Copy the records below exactly, omitting any pictures they contain.
#####
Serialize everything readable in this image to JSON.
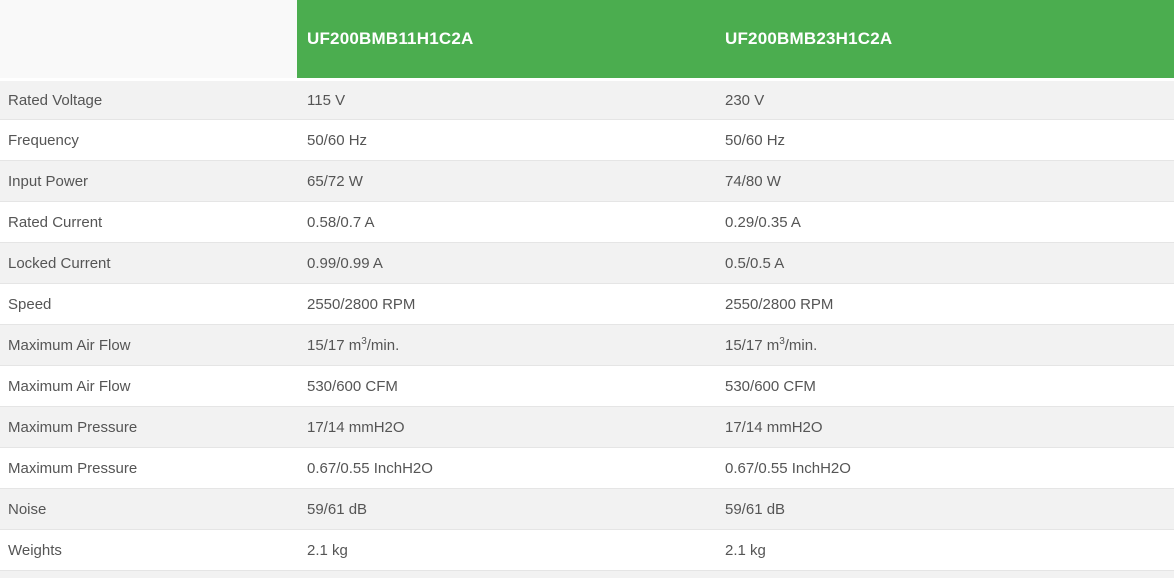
{
  "table": {
    "header": {
      "models": [
        "UF200BMB11H1C2A",
        "UF200BMB23H1C2A"
      ]
    },
    "rows": [
      {
        "label": "Rated Voltage",
        "values": [
          "115 V",
          "230 V"
        ]
      },
      {
        "label": "Frequency",
        "values": [
          "50/60 Hz",
          "50/60 Hz"
        ]
      },
      {
        "label": "Input Power",
        "values": [
          "65/72 W",
          "74/80 W"
        ]
      },
      {
        "label": "Rated Current",
        "values": [
          "0.58/0.7 A",
          "0.29/0.35 A"
        ]
      },
      {
        "label": "Locked Current",
        "values": [
          "0.99/0.99 A",
          "0.5/0.5 A"
        ]
      },
      {
        "label": "Speed",
        "values": [
          "2550/2800 RPM",
          "2550/2800 RPM"
        ]
      },
      {
        "label": "Maximum Air Flow",
        "value_parts": {
          "pre": "15/17 m",
          "sup": "3",
          "suffix": "/min."
        }
      },
      {
        "label": "Maximum Air Flow",
        "values": [
          "530/600 CFM",
          "530/600 CFM"
        ]
      },
      {
        "label": "Maximum Pressure",
        "values": [
          "17/14 mmH2O",
          "17/14 mmH2O"
        ]
      },
      {
        "label": "Maximum Pressure",
        "values": [
          "0.67/0.55 InchH2O",
          "0.67/0.55 InchH2O"
        ]
      },
      {
        "label": "Noise",
        "values": [
          "59/61 dB",
          "59/61 dB"
        ]
      },
      {
        "label": "Weights",
        "values": [
          "2.1 kg",
          "2.1 kg"
        ]
      }
    ]
  },
  "colors": {
    "header_green": "#4bad4f",
    "header_text": "#ffffff",
    "corner_bg": "#f9f9f9",
    "row_stripe": "#f2f2f2",
    "row_white": "#ffffff",
    "body_text": "#555555",
    "row_border": "#e5e5e5"
  }
}
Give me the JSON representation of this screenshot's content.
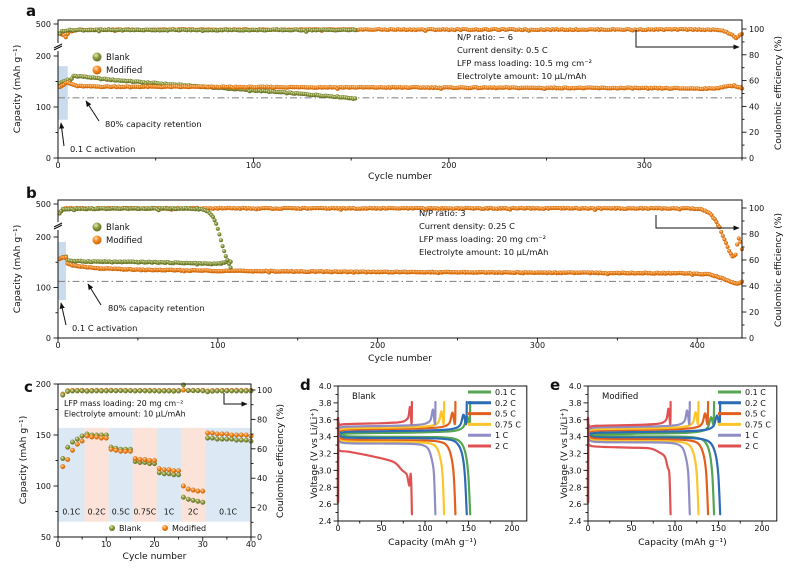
#####
> _COMPLETE ANSWER_
Serialize everything readable in this image to JSON.
{
  "table": {
    "header": {
      "models": [
        "UF200BMB11H1C2A",
        "UF200BMB23H1C2A"
      ]
    },
    "rows": [
      {
        "label": "Rated Voltage",
        "values": [
          "115 V",
          "230 V"
        ]
      },
      {
        "label": "Frequency",
        "values": [
          "50/60 Hz",
          "50/60 Hz"
        ]
      },
      {
        "label": "Input Power",
        "values": [
          "65/72 W",
          "74/80 W"
        ]
      },
      {
        "label": "Rated Current",
        "values": [
          "0.58/0.7 A",
          "0.29/0.35 A"
        ]
      },
      {
        "label": "Locked Current",
        "values": [
          "0.99/0.99 A",
          "0.5/0.5 A"
        ]
      },
      {
        "label": "Speed",
        "values": [
          "2550/2800 RPM",
          "2550/2800 RPM"
        ]
      },
      {
        "label": "Maximum Air Flow",
        "value_parts": {
          "pre": "15/17 m",
          "sup": "3",
          "suffix": "/min."
        }
      },
      {
        "label": "Maximum Air Flow",
        "values": [
          "530/600 CFM",
          "530/600 CFM"
        ]
      },
      {
        "label": "Maximum Pressure",
        "values": [
          "17/14 mmH2O",
          "17/14 mmH2O"
        ]
      },
      {
        "label": "Maximum Pressure",
        "values": [
          "0.67/0.55 InchH2O",
          "0.67/0.55 InchH2O"
        ]
      },
      {
        "label": "Noise",
        "values": [
          "59/61 dB",
          "59/61 dB"
        ]
      },
      {
        "label": "Weights",
        "values": [
          "2.1 kg",
          "2.1 kg"
        ]
      }
    ]
  },
  "colors": {
    "header_green": "#4bad4f",
    "header_text": "#ffffff",
    "corner_bg": "#f9f9f9",
    "row_stripe": "#f2f2f2",
    "row_white": "#ffffff",
    "body_text": "#555555",
    "row_border": "#e5e5e5"
  }
}
Give me the JSON representation of this screenshot's content.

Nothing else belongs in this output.